WHAT IS BEING ASKED:
In your copy, leave out the pictures and repeat the entries below exactly.

--- MATERIAL FOR THIS TASK ---

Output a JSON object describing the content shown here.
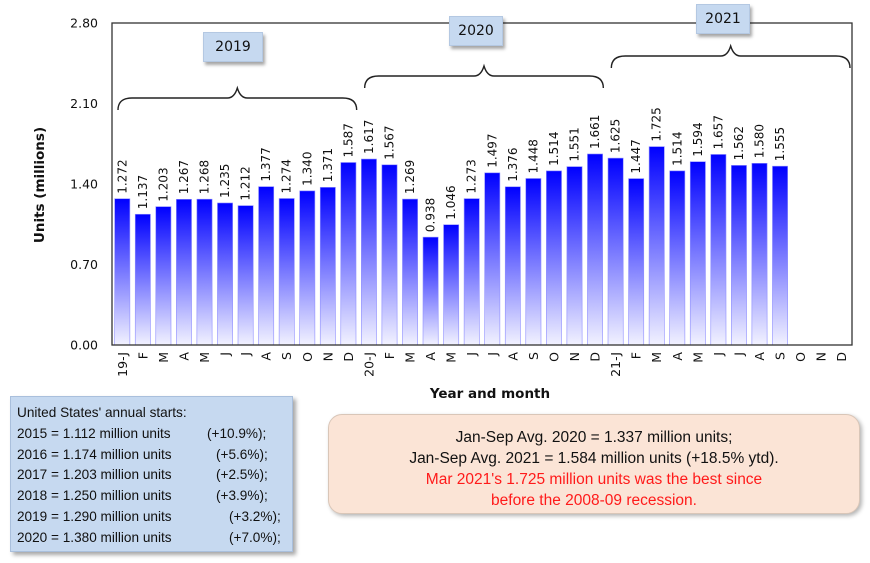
{
  "chart_data": {
    "type": "bar",
    "title": "",
    "xlabel": "Year and month",
    "ylabel": "Units (millions)",
    "ylim": [
      0,
      2.8
    ],
    "yticks": [
      "0.00",
      "0.70",
      "1.40",
      "2.10",
      "2.80"
    ],
    "grid": false,
    "categories": [
      "19-J",
      "F",
      "M",
      "A",
      "M",
      "J",
      "J",
      "A",
      "S",
      "O",
      "N",
      "D",
      "20-J",
      "F",
      "M",
      "A",
      "M",
      "J",
      "J",
      "A",
      "S",
      "O",
      "N",
      "D",
      "21-J",
      "F",
      "M",
      "A",
      "M",
      "J",
      "J",
      "A",
      "S",
      "O",
      "N",
      "D"
    ],
    "values": [
      1.272,
      1.137,
      1.203,
      1.267,
      1.268,
      1.235,
      1.212,
      1.377,
      1.274,
      1.34,
      1.371,
      1.587,
      1.617,
      1.567,
      1.269,
      0.938,
      1.046,
      1.273,
      1.497,
      1.376,
      1.448,
      1.514,
      1.551,
      1.661,
      1.625,
      1.447,
      1.725,
      1.514,
      1.594,
      1.657,
      1.562,
      1.58,
      1.555,
      null,
      null,
      null
    ],
    "value_labels": [
      "1.272",
      "1.137",
      "1.203",
      "1.267",
      "1.268",
      "1.235",
      "1.212",
      "1.377",
      "1.274",
      "1.340",
      "1.371",
      "1.587",
      "1.617",
      "1.567",
      "1.269",
      "0.938",
      "1.046",
      "1.273",
      "1.497",
      "1.376",
      "1.448",
      "1.514",
      "1.551",
      "1.661",
      "1.625",
      "1.447",
      "1.725",
      "1.514",
      "1.594",
      "1.657",
      "1.562",
      "1.580",
      "1.555",
      "",
      "",
      ""
    ],
    "bar_color_top": "#0000ff",
    "bar_color_bottom": "#f2f2ff",
    "year_groups": [
      {
        "label": "2019",
        "start_index": 0,
        "end_index": 11
      },
      {
        "label": "2020",
        "start_index": 12,
        "end_index": 23
      },
      {
        "label": "2021",
        "start_index": 24,
        "end_index": 35
      }
    ]
  },
  "annual_box": {
    "heading": "United States' annual starts:",
    "rows": [
      {
        "text": "2015 = 1.112 million units",
        "change": "(+10.9%);"
      },
      {
        "text": "2016 = 1.174 million units",
        "change": "(+5.6%);"
      },
      {
        "text": "2017 = 1.203 million units",
        "change": "(+2.5%);"
      },
      {
        "text": "2018 = 1.250 million units",
        "change": "(+3.9%);"
      },
      {
        "text": "2019 = 1.290 million units",
        "change": "(+3.2%);"
      },
      {
        "text": "2020 = 1.380 million units",
        "change": "(+7.0%);"
      }
    ]
  },
  "summary_box": {
    "line1": "Jan-Sep Avg. 2020 = 1.337 million units;",
    "line2": "Jan-Sep Avg. 2021 = 1.584 million units (+18.5% ytd).",
    "highlight1": "Mar 2021's 1.725 million units was the best since",
    "highlight2": "before the 2008-09 recession.",
    "highlight_color": "#ff1a1a"
  }
}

---

EXPECTED OUTPUT:
Output a JSON object describing the content shown here.
{
  "chart_data": {
    "type": "bar",
    "title": "",
    "xlabel": "Year and month",
    "ylabel": "Units (millions)",
    "ylim": [
      0,
      2.8
    ],
    "yticks": [
      "0.00",
      "0.70",
      "1.40",
      "2.10",
      "2.80"
    ],
    "grid": false,
    "categories": [
      "19-J",
      "F",
      "M",
      "A",
      "M",
      "J",
      "J",
      "A",
      "S",
      "O",
      "N",
      "D",
      "20-J",
      "F",
      "M",
      "A",
      "M",
      "J",
      "J",
      "A",
      "S",
      "O",
      "N",
      "D",
      "21-J",
      "F",
      "M",
      "A",
      "M",
      "J",
      "J",
      "A",
      "S",
      "O",
      "N",
      "D"
    ],
    "values": [
      1.272,
      1.137,
      1.203,
      1.267,
      1.268,
      1.235,
      1.212,
      1.377,
      1.274,
      1.34,
      1.371,
      1.587,
      1.617,
      1.567,
      1.269,
      0.938,
      1.046,
      1.273,
      1.497,
      1.376,
      1.448,
      1.514,
      1.551,
      1.661,
      1.625,
      1.447,
      1.725,
      1.514,
      1.594,
      1.657,
      1.562,
      1.58,
      1.555,
      null,
      null,
      null
    ],
    "value_labels": [
      "1.272",
      "1.137",
      "1.203",
      "1.267",
      "1.268",
      "1.235",
      "1.212",
      "1.377",
      "1.274",
      "1.340",
      "1.371",
      "1.587",
      "1.617",
      "1.567",
      "1.269",
      "0.938",
      "1.046",
      "1.273",
      "1.497",
      "1.376",
      "1.448",
      "1.514",
      "1.551",
      "1.661",
      "1.625",
      "1.447",
      "1.725",
      "1.514",
      "1.594",
      "1.657",
      "1.562",
      "1.580",
      "1.555",
      "",
      "",
      ""
    ],
    "bar_color_top": "#0000ff",
    "bar_color_bottom": "#f2f2ff",
    "year_groups": [
      {
        "label": "2019",
        "start_index": 0,
        "end_index": 11
      },
      {
        "label": "2020",
        "start_index": 12,
        "end_index": 23
      },
      {
        "label": "2021",
        "start_index": 24,
        "end_index": 35
      }
    ]
  },
  "annual_box": {
    "heading": "United States' annual starts:",
    "rows": [
      {
        "text": "2015 = 1.112 million units",
        "change": "(+10.9%);"
      },
      {
        "text": "2016 = 1.174 million units",
        "change": "(+5.6%);"
      },
      {
        "text": "2017 = 1.203 million units",
        "change": "(+2.5%);"
      },
      {
        "text": "2018 = 1.250 million units",
        "change": "(+3.9%);"
      },
      {
        "text": "2019 = 1.290 million units",
        "change": "(+3.2%);"
      },
      {
        "text": "2020 = 1.380 million units",
        "change": "(+7.0%);"
      }
    ]
  },
  "summary_box": {
    "line1": "Jan-Sep Avg. 2020 = 1.337 million units;",
    "line2": "Jan-Sep Avg. 2021 = 1.584 million units (+18.5% ytd).",
    "highlight1": "Mar 2021's 1.725 million units was the best since",
    "highlight2": "before the 2008-09 recession.",
    "highlight_color": "#ff1a1a"
  }
}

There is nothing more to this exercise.